◆ Stated task:
Copy out the listing that follows, exactly, without its pictures.

[Records provided start]

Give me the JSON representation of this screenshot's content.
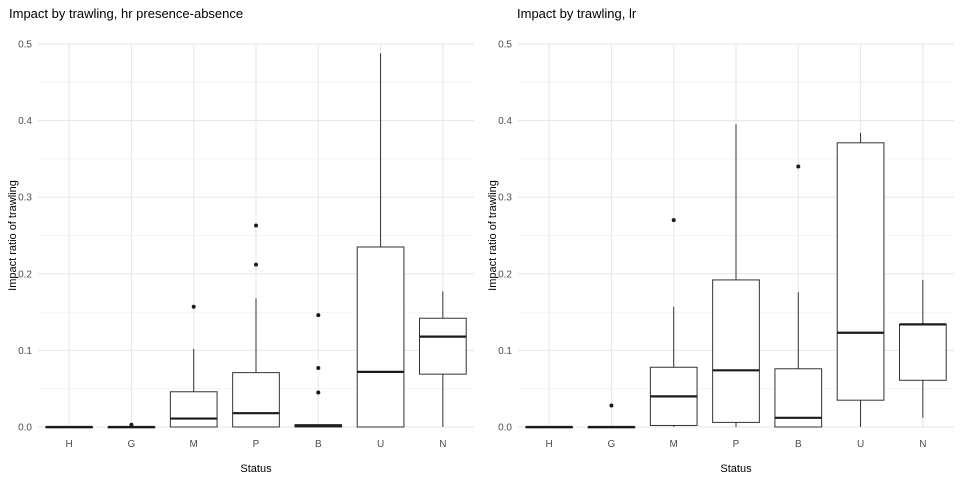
{
  "chart_data": [
    {
      "type": "boxplot",
      "title": "Impact by trawling, hr presence-absence",
      "xlabel": "Status",
      "ylabel": "Impact ratio of trawling",
      "ylim": [
        0,
        0.5
      ],
      "ytick_labels": [
        "0.0",
        "0.1",
        "0.2",
        "0.3",
        "0.4",
        "0.5"
      ],
      "grid": true,
      "categories": [
        "H",
        "G",
        "M",
        "P",
        "B",
        "U",
        "N"
      ],
      "boxes": [
        {
          "category": "H",
          "min": 0,
          "q1": 0,
          "median": 0,
          "q3": 0,
          "max": 0,
          "outliers": []
        },
        {
          "category": "G",
          "min": 0,
          "q1": 0,
          "median": 0,
          "q3": 0,
          "max": 0,
          "outliers": [
            0.003
          ]
        },
        {
          "category": "M",
          "min": 0,
          "q1": 0,
          "median": 0.011,
          "q3": 0.046,
          "max": 0.102,
          "outliers": [
            0.157
          ]
        },
        {
          "category": "P",
          "min": 0,
          "q1": 0,
          "median": 0.018,
          "q3": 0.071,
          "max": 0.168,
          "outliers": [
            0.212,
            0.263
          ]
        },
        {
          "category": "B",
          "min": 0,
          "q1": 0,
          "median": 0.002,
          "q3": 0.003,
          "max": 0.003,
          "outliers": [
            0.045,
            0.077,
            0.146
          ]
        },
        {
          "category": "U",
          "min": 0,
          "q1": 0,
          "median": 0.072,
          "q3": 0.235,
          "max": 0.488,
          "outliers": []
        },
        {
          "category": "N",
          "min": 0,
          "q1": 0.069,
          "median": 0.118,
          "q3": 0.142,
          "max": 0.177,
          "outliers": []
        }
      ]
    },
    {
      "type": "boxplot",
      "title": "Impact by trawling, lr",
      "xlabel": "Status",
      "ylabel": "Impact ratio of trawling",
      "ylim": [
        0,
        0.5
      ],
      "ytick_labels": [
        "0.0",
        "0.1",
        "0.2",
        "0.3",
        "0.4",
        "0.5"
      ],
      "grid": true,
      "categories": [
        "H",
        "G",
        "M",
        "P",
        "B",
        "U",
        "N"
      ],
      "boxes": [
        {
          "category": "H",
          "min": 0,
          "q1": 0,
          "median": 0,
          "q3": 0,
          "max": 0,
          "outliers": []
        },
        {
          "category": "G",
          "min": 0,
          "q1": 0,
          "median": 0,
          "q3": 0,
          "max": 0,
          "outliers": [
            0.028
          ]
        },
        {
          "category": "M",
          "min": 0,
          "q1": 0.002,
          "median": 0.04,
          "q3": 0.078,
          "max": 0.157,
          "outliers": [
            0.27
          ]
        },
        {
          "category": "P",
          "min": 0,
          "q1": 0.006,
          "median": 0.074,
          "q3": 0.192,
          "max": 0.395,
          "outliers": []
        },
        {
          "category": "B",
          "min": 0,
          "q1": 0,
          "median": 0.012,
          "q3": 0.076,
          "max": 0.176,
          "outliers": [
            0.34
          ]
        },
        {
          "category": "U",
          "min": 0,
          "q1": 0.035,
          "median": 0.123,
          "q3": 0.371,
          "max": 0.384,
          "outliers": []
        },
        {
          "category": "N",
          "min": 0.012,
          "q1": 0.061,
          "median": 0.134,
          "q3": 0.134,
          "max": 0.192,
          "outliers": []
        }
      ]
    }
  ]
}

[Records provided end]

◆ Response:
Give me the JSON representation of this screenshot's content.
{
  "chart_data": [
    {
      "type": "boxplot",
      "title": "Impact by trawling, hr presence-absence",
      "xlabel": "Status",
      "ylabel": "Impact ratio of trawling",
      "ylim": [
        0,
        0.5
      ],
      "ytick_labels": [
        "0.0",
        "0.1",
        "0.2",
        "0.3",
        "0.4",
        "0.5"
      ],
      "grid": true,
      "categories": [
        "H",
        "G",
        "M",
        "P",
        "B",
        "U",
        "N"
      ],
      "boxes": [
        {
          "category": "H",
          "min": 0,
          "q1": 0,
          "median": 0,
          "q3": 0,
          "max": 0,
          "outliers": []
        },
        {
          "category": "G",
          "min": 0,
          "q1": 0,
          "median": 0,
          "q3": 0,
          "max": 0,
          "outliers": [
            0.003
          ]
        },
        {
          "category": "M",
          "min": 0,
          "q1": 0,
          "median": 0.011,
          "q3": 0.046,
          "max": 0.102,
          "outliers": [
            0.157
          ]
        },
        {
          "category": "P",
          "min": 0,
          "q1": 0,
          "median": 0.018,
          "q3": 0.071,
          "max": 0.168,
          "outliers": [
            0.212,
            0.263
          ]
        },
        {
          "category": "B",
          "min": 0,
          "q1": 0,
          "median": 0.002,
          "q3": 0.003,
          "max": 0.003,
          "outliers": [
            0.045,
            0.077,
            0.146
          ]
        },
        {
          "category": "U",
          "min": 0,
          "q1": 0,
          "median": 0.072,
          "q3": 0.235,
          "max": 0.488,
          "outliers": []
        },
        {
          "category": "N",
          "min": 0,
          "q1": 0.069,
          "median": 0.118,
          "q3": 0.142,
          "max": 0.177,
          "outliers": []
        }
      ]
    },
    {
      "type": "boxplot",
      "title": "Impact by trawling, lr",
      "xlabel": "Status",
      "ylabel": "Impact ratio of trawling",
      "ylim": [
        0,
        0.5
      ],
      "ytick_labels": [
        "0.0",
        "0.1",
        "0.2",
        "0.3",
        "0.4",
        "0.5"
      ],
      "grid": true,
      "categories": [
        "H",
        "G",
        "M",
        "P",
        "B",
        "U",
        "N"
      ],
      "boxes": [
        {
          "category": "H",
          "min": 0,
          "q1": 0,
          "median": 0,
          "q3": 0,
          "max": 0,
          "outliers": []
        },
        {
          "category": "G",
          "min": 0,
          "q1": 0,
          "median": 0,
          "q3": 0,
          "max": 0,
          "outliers": [
            0.028
          ]
        },
        {
          "category": "M",
          "min": 0,
          "q1": 0.002,
          "median": 0.04,
          "q3": 0.078,
          "max": 0.157,
          "outliers": [
            0.27
          ]
        },
        {
          "category": "P",
          "min": 0,
          "q1": 0.006,
          "median": 0.074,
          "q3": 0.192,
          "max": 0.395,
          "outliers": []
        },
        {
          "category": "B",
          "min": 0,
          "q1": 0,
          "median": 0.012,
          "q3": 0.076,
          "max": 0.176,
          "outliers": [
            0.34
          ]
        },
        {
          "category": "U",
          "min": 0,
          "q1": 0.035,
          "median": 0.123,
          "q3": 0.371,
          "max": 0.384,
          "outliers": []
        },
        {
          "category": "N",
          "min": 0.012,
          "q1": 0.061,
          "median": 0.134,
          "q3": 0.134,
          "max": 0.192,
          "outliers": []
        }
      ]
    }
  ]
}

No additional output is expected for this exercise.